• INPUT ROWS:
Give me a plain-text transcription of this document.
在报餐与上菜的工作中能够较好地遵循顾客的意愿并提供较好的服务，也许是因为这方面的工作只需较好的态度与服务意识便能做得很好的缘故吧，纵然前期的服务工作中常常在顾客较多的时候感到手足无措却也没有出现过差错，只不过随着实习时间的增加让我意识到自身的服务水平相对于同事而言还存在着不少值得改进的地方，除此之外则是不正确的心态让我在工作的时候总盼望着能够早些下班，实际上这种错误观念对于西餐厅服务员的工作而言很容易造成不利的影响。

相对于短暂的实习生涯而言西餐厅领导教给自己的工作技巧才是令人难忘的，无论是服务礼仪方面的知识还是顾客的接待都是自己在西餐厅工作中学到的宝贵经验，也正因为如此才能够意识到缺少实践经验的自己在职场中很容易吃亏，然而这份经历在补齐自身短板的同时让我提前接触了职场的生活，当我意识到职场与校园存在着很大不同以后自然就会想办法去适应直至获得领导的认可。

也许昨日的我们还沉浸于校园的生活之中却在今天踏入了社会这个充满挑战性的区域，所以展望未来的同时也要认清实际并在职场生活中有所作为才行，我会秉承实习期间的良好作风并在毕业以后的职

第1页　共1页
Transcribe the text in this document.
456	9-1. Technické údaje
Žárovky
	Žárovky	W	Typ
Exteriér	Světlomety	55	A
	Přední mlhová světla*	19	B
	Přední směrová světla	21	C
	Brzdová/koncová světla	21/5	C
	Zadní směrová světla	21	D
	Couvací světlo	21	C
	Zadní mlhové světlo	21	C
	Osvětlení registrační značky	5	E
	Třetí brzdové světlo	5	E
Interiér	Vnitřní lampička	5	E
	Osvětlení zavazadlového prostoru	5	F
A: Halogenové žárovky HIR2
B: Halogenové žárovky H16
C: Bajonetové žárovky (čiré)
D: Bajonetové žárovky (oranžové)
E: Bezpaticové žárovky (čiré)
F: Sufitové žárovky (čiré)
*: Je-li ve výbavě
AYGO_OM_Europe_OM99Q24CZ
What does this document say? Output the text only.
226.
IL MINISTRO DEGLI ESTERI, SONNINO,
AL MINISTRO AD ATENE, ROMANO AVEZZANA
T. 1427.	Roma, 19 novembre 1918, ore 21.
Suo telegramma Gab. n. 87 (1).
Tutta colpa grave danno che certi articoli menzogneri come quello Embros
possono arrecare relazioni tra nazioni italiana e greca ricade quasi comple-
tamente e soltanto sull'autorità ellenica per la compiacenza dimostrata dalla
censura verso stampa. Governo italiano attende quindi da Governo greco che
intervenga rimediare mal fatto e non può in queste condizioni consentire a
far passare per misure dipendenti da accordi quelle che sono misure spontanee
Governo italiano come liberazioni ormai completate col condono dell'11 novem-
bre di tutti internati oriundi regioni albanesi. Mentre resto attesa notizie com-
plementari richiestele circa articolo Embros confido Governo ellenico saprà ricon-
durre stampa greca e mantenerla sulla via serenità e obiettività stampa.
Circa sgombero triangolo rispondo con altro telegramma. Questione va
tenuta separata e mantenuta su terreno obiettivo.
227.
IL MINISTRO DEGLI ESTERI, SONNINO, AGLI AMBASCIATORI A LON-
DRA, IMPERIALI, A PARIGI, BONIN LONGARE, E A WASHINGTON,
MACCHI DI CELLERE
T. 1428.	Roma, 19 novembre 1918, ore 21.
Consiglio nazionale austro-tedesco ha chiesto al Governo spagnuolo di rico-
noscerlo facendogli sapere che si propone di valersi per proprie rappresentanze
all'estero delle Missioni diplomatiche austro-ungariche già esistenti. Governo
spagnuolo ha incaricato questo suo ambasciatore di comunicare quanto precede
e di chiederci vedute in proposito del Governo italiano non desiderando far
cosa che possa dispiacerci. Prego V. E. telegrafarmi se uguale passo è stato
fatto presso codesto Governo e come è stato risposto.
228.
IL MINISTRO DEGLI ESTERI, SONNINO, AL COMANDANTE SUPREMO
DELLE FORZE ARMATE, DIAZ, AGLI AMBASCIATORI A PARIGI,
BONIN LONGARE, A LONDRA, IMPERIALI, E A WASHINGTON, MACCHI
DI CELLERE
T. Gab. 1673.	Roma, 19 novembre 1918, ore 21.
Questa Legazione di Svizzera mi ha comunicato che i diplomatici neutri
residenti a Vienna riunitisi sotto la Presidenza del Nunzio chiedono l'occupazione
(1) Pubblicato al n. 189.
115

• INSTRUCTIONS TO FOLLOW:
Retype the listing exactly, in full.

• TASK OUTPUT:
Give me a plain-text transcription of this document.
在报餐与上菜的工作中能够较好地遵循顾客的意愿并提供较好的服务，也许是因为这方面的工作只需较好的态度与服务意识便能做得很好的缘故吧，纵然前期的服务工作中常常在顾客较多的时候感到手足无措却也没有出现过差错，只不过随着实习时间的增加让我意识到自身的服务水平相对于同事而言还存在着不少值得改进的地方，除此之外则是不正确的心态让我在工作的时候总盼望着能够早些下班，实际上这种错误观念对于西餐厅服务员的工作而言很容易造成不利的影响。

相对于短暂的实习生涯而言西餐厅领导教给自己的工作技巧才是令人难忘的，无论是服务礼仪方面的知识还是顾客的接待都是自己在西餐厅工作中学到的宝贵经验，也正因为如此才能够意识到缺少实践经验的自己在职场中很容易吃亏，然而这份经历在补齐自身短板的同时让我提前接触了职场的生活，当我意识到职场与校园存在着很大不同以后自然就会想办法去适应直至获得领导的认可。

也许昨日的我们还沉浸于校园的生活之中却在今天踏入了社会这个充满挑战性的区域，所以展望未来的同时也要认清实际并在职场生活中有所作为才行，我会秉承实习期间的良好作风并在毕业以后的职

第1页　共1页
Transcribe the text in this document.
456	9-1. Technické údaje
Žárovky
	Žárovky	W	Typ
Exteriér	Světlomety	55	A
	Přední mlhová světla*	19	B
	Přední směrová světla	21	C
	Brzdová/koncová světla	21/5	C
	Zadní směrová světla	21	D
	Couvací světlo	21	C
	Zadní mlhové světlo	21	C
	Osvětlení registrační značky	5	E
	Třetí brzdové světlo	5	E
Interiér	Vnitřní lampička	5	E
	Osvětlení zavazadlového prostoru	5	F
A: Halogenové žárovky HIR2
B: Halogenové žárovky H16
C: Bajonetové žárovky (čiré)
D: Bajonetové žárovky (oranžové)
E: Bezpaticové žárovky (čiré)
F: Sufitové žárovky (čiré)
*: Je-li ve výbavě
AYGO_OM_Europe_OM99Q24CZ
What does this document say? Output the text only.
226.
IL MINISTRO DEGLI ESTERI, SONNINO,
AL MINISTRO AD ATENE, ROMANO AVEZZANA
T. 1427.	Roma, 19 novembre 1918, ore 21.
Suo telegramma Gab. n. 87 (1).
Tutta colpa grave danno che certi articoli menzogneri come quello Embros
possono arrecare relazioni tra nazioni italiana e greca ricade quasi comple-
tamente e soltanto sull'autorità ellenica per la compiacenza dimostrata dalla
censura verso stampa. Governo italiano attende quindi da Governo greco che
intervenga rimediare mal fatto e non può in queste condizioni consentire a
far passare per misure dipendenti da accordi quelle che sono misure spontanee
Governo italiano come liberazioni ormai completate col condono dell'11 novem-
bre di tutti internati oriundi regioni albanesi. Mentre resto attesa notizie com-
plementari richiestele circa articolo Embros confido Governo ellenico saprà ricon-
durre stampa greca e mantenerla sulla via serenità e obiettività stampa.
Circa sgombero triangolo rispondo con altro telegramma. Questione va
tenuta separata e mantenuta su terreno obiettivo.
227.
IL MINISTRO DEGLI ESTERI, SONNINO, AGLI AMBASCIATORI A LON-
DRA, IMPERIALI, A PARIGI, BONIN LONGARE, E A WASHINGTON,
MACCHI DI CELLERE
T. 1428.	Roma, 19 novembre 1918, ore 21.
Consiglio nazionale austro-tedesco ha chiesto al Governo spagnuolo di rico-
noscerlo facendogli sapere che si propone di valersi per proprie rappresentanze
all'estero delle Missioni diplomatiche austro-ungariche già esistenti. Governo
spagnuolo ha incaricato questo suo ambasciatore di comunicare quanto precede
e di chiederci vedute in proposito del Governo italiano non desiderando far
cosa che possa dispiacerci. Prego V. E. telegrafarmi se uguale passo è stato
fatto presso codesto Governo e come è stato risposto.
228.
IL MINISTRO DEGLI ESTERI, SONNINO, AL COMANDANTE SUPREMO
DELLE FORZE ARMATE, DIAZ, AGLI AMBASCIATORI A PARIGI,
BONIN LONGARE, A LONDRA, IMPERIALI, E A WASHINGTON, MACCHI
DI CELLERE
T. Gab. 1673.	Roma, 19 novembre 1918, ore 21.
Questa Legazione di Svizzera mi ha comunicato che i diplomatici neutri
residenti a Vienna riunitisi sotto la Presidenza del Nunzio chiedono l'occupazione
(1) Pubblicato al n. 189.
115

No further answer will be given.